◆ What the task requires:
Would you write out the entries below, every one of them, exactly?

◆ Supplied records:
···

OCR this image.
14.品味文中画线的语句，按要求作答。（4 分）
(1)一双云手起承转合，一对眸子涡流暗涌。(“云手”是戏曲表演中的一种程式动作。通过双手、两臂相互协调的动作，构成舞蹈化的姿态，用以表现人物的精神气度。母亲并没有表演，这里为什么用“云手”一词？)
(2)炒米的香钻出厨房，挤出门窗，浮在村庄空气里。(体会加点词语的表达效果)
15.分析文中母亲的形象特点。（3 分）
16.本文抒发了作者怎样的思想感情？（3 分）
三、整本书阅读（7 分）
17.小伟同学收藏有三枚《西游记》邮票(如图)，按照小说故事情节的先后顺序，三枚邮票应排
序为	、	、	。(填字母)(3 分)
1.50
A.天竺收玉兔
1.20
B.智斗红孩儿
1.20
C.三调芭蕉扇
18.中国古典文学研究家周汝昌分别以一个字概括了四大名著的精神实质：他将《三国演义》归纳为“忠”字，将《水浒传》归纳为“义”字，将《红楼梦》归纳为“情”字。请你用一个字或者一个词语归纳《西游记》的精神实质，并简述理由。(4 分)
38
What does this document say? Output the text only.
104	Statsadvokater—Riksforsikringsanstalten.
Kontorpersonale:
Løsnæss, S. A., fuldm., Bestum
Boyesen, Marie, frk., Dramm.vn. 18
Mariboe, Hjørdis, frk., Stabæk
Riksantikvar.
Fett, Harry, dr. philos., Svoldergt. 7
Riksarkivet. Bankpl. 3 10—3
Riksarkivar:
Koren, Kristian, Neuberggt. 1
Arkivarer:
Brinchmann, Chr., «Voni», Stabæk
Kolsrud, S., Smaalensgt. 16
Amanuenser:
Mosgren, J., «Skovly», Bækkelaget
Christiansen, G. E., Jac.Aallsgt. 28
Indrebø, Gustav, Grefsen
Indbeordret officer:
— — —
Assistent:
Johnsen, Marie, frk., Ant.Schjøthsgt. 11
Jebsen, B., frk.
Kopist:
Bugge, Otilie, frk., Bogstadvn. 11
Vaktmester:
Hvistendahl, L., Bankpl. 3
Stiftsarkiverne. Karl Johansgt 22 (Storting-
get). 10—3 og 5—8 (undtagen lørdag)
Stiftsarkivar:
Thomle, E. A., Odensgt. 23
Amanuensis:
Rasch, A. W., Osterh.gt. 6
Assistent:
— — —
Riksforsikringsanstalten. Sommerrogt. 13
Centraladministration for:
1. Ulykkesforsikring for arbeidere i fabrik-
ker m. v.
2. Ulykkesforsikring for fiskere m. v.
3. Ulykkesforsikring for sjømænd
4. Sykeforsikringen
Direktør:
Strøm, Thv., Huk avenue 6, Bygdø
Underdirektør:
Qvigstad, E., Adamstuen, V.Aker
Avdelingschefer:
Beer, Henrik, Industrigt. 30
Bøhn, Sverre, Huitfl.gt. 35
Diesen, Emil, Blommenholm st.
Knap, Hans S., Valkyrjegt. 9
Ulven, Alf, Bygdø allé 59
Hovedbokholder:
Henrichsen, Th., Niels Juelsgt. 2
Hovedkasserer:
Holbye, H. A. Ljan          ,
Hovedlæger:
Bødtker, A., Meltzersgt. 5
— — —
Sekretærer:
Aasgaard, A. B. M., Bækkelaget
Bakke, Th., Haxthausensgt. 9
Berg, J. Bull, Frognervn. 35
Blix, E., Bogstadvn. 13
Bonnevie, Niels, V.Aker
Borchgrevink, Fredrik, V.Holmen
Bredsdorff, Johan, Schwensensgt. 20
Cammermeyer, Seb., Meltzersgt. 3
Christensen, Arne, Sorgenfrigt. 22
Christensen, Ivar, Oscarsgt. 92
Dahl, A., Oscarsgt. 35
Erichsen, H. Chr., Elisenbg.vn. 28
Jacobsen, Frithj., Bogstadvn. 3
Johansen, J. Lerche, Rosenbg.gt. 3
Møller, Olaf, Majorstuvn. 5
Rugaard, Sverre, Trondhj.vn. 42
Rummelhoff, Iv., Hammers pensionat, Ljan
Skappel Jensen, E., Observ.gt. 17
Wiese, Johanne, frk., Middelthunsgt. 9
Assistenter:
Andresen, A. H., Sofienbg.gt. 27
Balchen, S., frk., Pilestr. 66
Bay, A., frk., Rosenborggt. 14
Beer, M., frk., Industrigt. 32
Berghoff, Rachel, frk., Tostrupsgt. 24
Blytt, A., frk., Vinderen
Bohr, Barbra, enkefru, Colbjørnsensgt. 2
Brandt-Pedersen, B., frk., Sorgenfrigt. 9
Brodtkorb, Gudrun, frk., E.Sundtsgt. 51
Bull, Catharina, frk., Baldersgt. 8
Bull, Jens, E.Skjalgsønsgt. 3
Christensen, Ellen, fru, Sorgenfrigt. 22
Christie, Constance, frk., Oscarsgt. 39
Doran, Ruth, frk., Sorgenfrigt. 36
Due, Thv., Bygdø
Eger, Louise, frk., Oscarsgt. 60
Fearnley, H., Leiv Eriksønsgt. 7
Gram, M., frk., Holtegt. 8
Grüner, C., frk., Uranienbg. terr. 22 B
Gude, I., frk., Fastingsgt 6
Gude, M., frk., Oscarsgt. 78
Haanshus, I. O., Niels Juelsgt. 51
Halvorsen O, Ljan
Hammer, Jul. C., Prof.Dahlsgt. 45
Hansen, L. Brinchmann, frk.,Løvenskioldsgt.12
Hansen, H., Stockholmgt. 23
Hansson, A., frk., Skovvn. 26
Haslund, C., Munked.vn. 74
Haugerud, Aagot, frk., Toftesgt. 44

···

◆ Output of the task:
OCR this image.
14.品味文中画线的语句，按要求作答。（4 分）
(1)一双云手起承转合，一对眸子涡流暗涌。(“云手”是戏曲表演中的一种程式动作。通过双手、两臂相互协调的动作，构成舞蹈化的姿态，用以表现人物的精神气度。母亲并没有表演，这里为什么用“云手”一词？)
(2)炒米的香钻出厨房，挤出门窗，浮在村庄空气里。(体会加点词语的表达效果)
15.分析文中母亲的形象特点。（3 分）
16.本文抒发了作者怎样的思想感情？（3 分）
三、整本书阅读（7 分）
17.小伟同学收藏有三枚《西游记》邮票(如图)，按照小说故事情节的先后顺序，三枚邮票应排
序为	、	、	。(填字母)(3 分)
1.50
A.天竺收玉兔
1.20
B.智斗红孩儿
1.20
C.三调芭蕉扇
18.中国古典文学研究家周汝昌分别以一个字概括了四大名著的精神实质：他将《三国演义》归纳为“忠”字，将《水浒传》归纳为“义”字，将《红楼梦》归纳为“情”字。请你用一个字或者一个词语归纳《西游记》的精神实质，并简述理由。(4 分)
38
What does this document say? Output the text only.
104	Statsadvokater—Riksforsikringsanstalten.
Kontorpersonale:
Løsnæss, S. A., fuldm., Bestum
Boyesen, Marie, frk., Dramm.vn. 18
Mariboe, Hjørdis, frk., Stabæk
Riksantikvar.
Fett, Harry, dr. philos., Svoldergt. 7
Riksarkivet. Bankpl. 3 10—3
Riksarkivar:
Koren, Kristian, Neuberggt. 1
Arkivarer:
Brinchmann, Chr., «Voni», Stabæk
Kolsrud, S., Smaalensgt. 16
Amanuenser:
Mosgren, J., «Skovly», Bækkelaget
Christiansen, G. E., Jac.Aallsgt. 28
Indrebø, Gustav, Grefsen
Indbeordret officer:
— — —
Assistent:
Johnsen, Marie, frk., Ant.Schjøthsgt. 11
Jebsen, B., frk.
Kopist:
Bugge, Otilie, frk., Bogstadvn. 11
Vaktmester:
Hvistendahl, L., Bankpl. 3
Stiftsarkiverne. Karl Johansgt 22 (Storting-
get). 10—3 og 5—8 (undtagen lørdag)
Stiftsarkivar:
Thomle, E. A., Odensgt. 23
Amanuensis:
Rasch, A. W., Osterh.gt. 6
Assistent:
— — —
Riksforsikringsanstalten. Sommerrogt. 13
Centraladministration for:
1. Ulykkesforsikring for arbeidere i fabrik-
ker m. v.
2. Ulykkesforsikring for fiskere m. v.
3. Ulykkesforsikring for sjømænd
4. Sykeforsikringen
Direktør:
Strøm, Thv., Huk avenue 6, Bygdø
Underdirektør:
Qvigstad, E., Adamstuen, V.Aker
Avdelingschefer:
Beer, Henrik, Industrigt. 30
Bøhn, Sverre, Huitfl.gt. 35
Diesen, Emil, Blommenholm st.
Knap, Hans S., Valkyrjegt. 9
Ulven, Alf, Bygdø allé 59
Hovedbokholder:
Henrichsen, Th., Niels Juelsgt. 2
Hovedkasserer:
Holbye, H. A. Ljan          ,
Hovedlæger:
Bødtker, A., Meltzersgt. 5
— — —
Sekretærer:
Aasgaard, A. B. M., Bækkelaget
Bakke, Th., Haxthausensgt. 9
Berg, J. Bull, Frognervn. 35
Blix, E., Bogstadvn. 13
Bonnevie, Niels, V.Aker
Borchgrevink, Fredrik, V.Holmen
Bredsdorff, Johan, Schwensensgt. 20
Cammermeyer, Seb., Meltzersgt. 3
Christensen, Arne, Sorgenfrigt. 22
Christensen, Ivar, Oscarsgt. 92
Dahl, A., Oscarsgt. 35
Erichsen, H. Chr., Elisenbg.vn. 28
Jacobsen, Frithj., Bogstadvn. 3
Johansen, J. Lerche, Rosenbg.gt. 3
Møller, Olaf, Majorstuvn. 5
Rugaard, Sverre, Trondhj.vn. 42
Rummelhoff, Iv., Hammers pensionat, Ljan
Skappel Jensen, E., Observ.gt. 17
Wiese, Johanne, frk., Middelthunsgt. 9
Assistenter:
Andresen, A. H., Sofienbg.gt. 27
Balchen, S., frk., Pilestr. 66
Bay, A., frk., Rosenborggt. 14
Beer, M., frk., Industrigt. 32
Berghoff, Rachel, frk., Tostrupsgt. 24
Blytt, A., frk., Vinderen
Bohr, Barbra, enkefru, Colbjørnsensgt. 2
Brandt-Pedersen, B., frk., Sorgenfrigt. 9
Brodtkorb, Gudrun, frk., E.Sundtsgt. 51
Bull, Catharina, frk., Baldersgt. 8
Bull, Jens, E.Skjalgsønsgt. 3
Christensen, Ellen, fru, Sorgenfrigt. 22
Christie, Constance, frk., Oscarsgt. 39
Doran, Ruth, frk., Sorgenfrigt. 36
Due, Thv., Bygdø
Eger, Louise, frk., Oscarsgt. 60
Fearnley, H., Leiv Eriksønsgt. 7
Gram, M., frk., Holtegt. 8
Grüner, C., frk., Uranienbg. terr. 22 B
Gude, I., frk., Fastingsgt 6
Gude, M., frk., Oscarsgt. 78
Haanshus, I. O., Niels Juelsgt. 51
Halvorsen O, Ljan
Hammer, Jul. C., Prof.Dahlsgt. 45
Hansen, L. Brinchmann, frk.,Løvenskioldsgt.12
Hansen, H., Stockholmgt. 23
Hansson, A., frk., Skovvn. 26
Haslund, C., Munked.vn. 74
Haugerud, Aagot, frk., Toftesgt. 44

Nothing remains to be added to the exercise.